§ WHAT THE TASK REQUIRES
Pictures aside, quote the whole listing exactly.

____ SUPPLIED DATA

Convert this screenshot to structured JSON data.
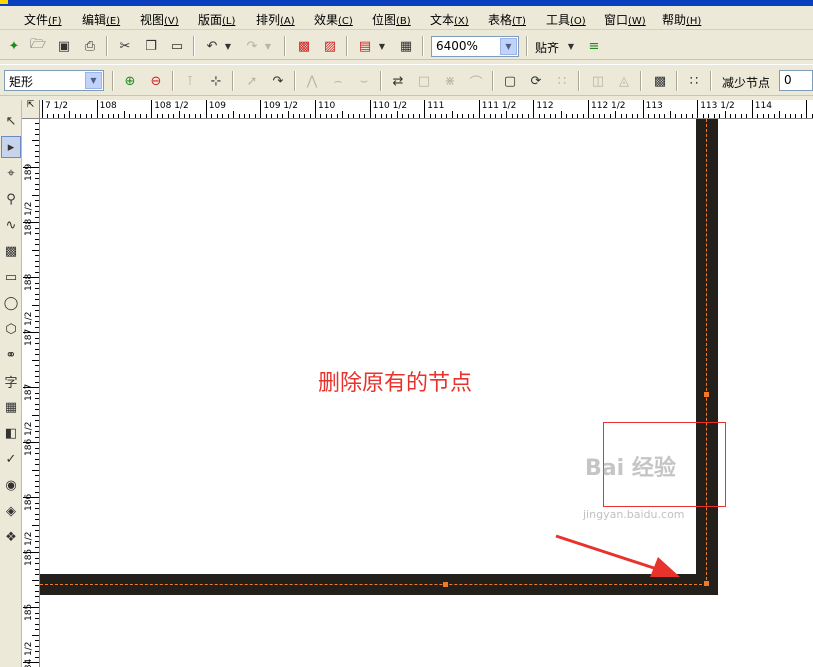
{
  "menubar": {
    "items": [
      {
        "label": "文件",
        "key": "(F)"
      },
      {
        "label": "编辑",
        "key": "(E)"
      },
      {
        "label": "视图",
        "key": "(V)"
      },
      {
        "label": "版面",
        "key": "(L)"
      },
      {
        "label": "排列",
        "key": "(A)"
      },
      {
        "label": "效果",
        "key": "(C)"
      },
      {
        "label": "位图",
        "key": "(B)"
      },
      {
        "label": "文本",
        "key": "(X)"
      },
      {
        "label": "表格",
        "key": "(T)"
      },
      {
        "label": "工具",
        "key": "(O)"
      },
      {
        "label": "窗口",
        "key": "(W)"
      },
      {
        "label": "帮助",
        "key": "(H)"
      }
    ]
  },
  "standard_toolbar": {
    "zoom_value": "6400%",
    "snap_label": "贴齐"
  },
  "property_bar": {
    "object_type": "矩形",
    "reduce_nodes_label": "减少节点",
    "reduce_nodes_value": "0"
  },
  "ruler": {
    "horizontal_labels": [
      "7 1/2",
      "108",
      "108 1/2",
      "109",
      "109 1/2",
      "110",
      "110 1/2",
      "111",
      "111 1/2",
      "112",
      "112 1/2",
      "113",
      "113 1/2",
      "114"
    ],
    "vertical_labels": [
      "189",
      "188 1/2",
      "188",
      "187 1/2",
      "187",
      "186 1/2",
      "186",
      "185 1/2",
      "185",
      "184 1/2"
    ]
  },
  "annotation": {
    "text": "删除原有的节点",
    "color": "#e8332d"
  },
  "watermark": {
    "logo_text": "Bai 经验",
    "url": "jingyan.baidu.com"
  },
  "colors": {
    "shape_fill": "#231f1b",
    "node_color": "#f07a2a",
    "annotation_red": "#e8332d"
  }
}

________

§ SOLUTION FOR THIS PROBLEM
Convert this screenshot to structured JSON data.
{
  "menubar": {
    "items": [
      {
        "label": "文件",
        "key": "(F)"
      },
      {
        "label": "编辑",
        "key": "(E)"
      },
      {
        "label": "视图",
        "key": "(V)"
      },
      {
        "label": "版面",
        "key": "(L)"
      },
      {
        "label": "排列",
        "key": "(A)"
      },
      {
        "label": "效果",
        "key": "(C)"
      },
      {
        "label": "位图",
        "key": "(B)"
      },
      {
        "label": "文本",
        "key": "(X)"
      },
      {
        "label": "表格",
        "key": "(T)"
      },
      {
        "label": "工具",
        "key": "(O)"
      },
      {
        "label": "窗口",
        "key": "(W)"
      },
      {
        "label": "帮助",
        "key": "(H)"
      }
    ]
  },
  "standard_toolbar": {
    "zoom_value": "6400%",
    "snap_label": "贴齐"
  },
  "property_bar": {
    "object_type": "矩形",
    "reduce_nodes_label": "减少节点",
    "reduce_nodes_value": "0"
  },
  "ruler": {
    "horizontal_labels": [
      "7 1/2",
      "108",
      "108 1/2",
      "109",
      "109 1/2",
      "110",
      "110 1/2",
      "111",
      "111 1/2",
      "112",
      "112 1/2",
      "113",
      "113 1/2",
      "114"
    ],
    "vertical_labels": [
      "189",
      "188 1/2",
      "188",
      "187 1/2",
      "187",
      "186 1/2",
      "186",
      "185 1/2",
      "185",
      "184 1/2"
    ]
  },
  "annotation": {
    "text": "删除原有的节点",
    "color": "#e8332d"
  },
  "watermark": {
    "logo_text": "Bai 经验",
    "url": "jingyan.baidu.com"
  },
  "colors": {
    "shape_fill": "#231f1b",
    "node_color": "#f07a2a",
    "annotation_red": "#e8332d"
  }
}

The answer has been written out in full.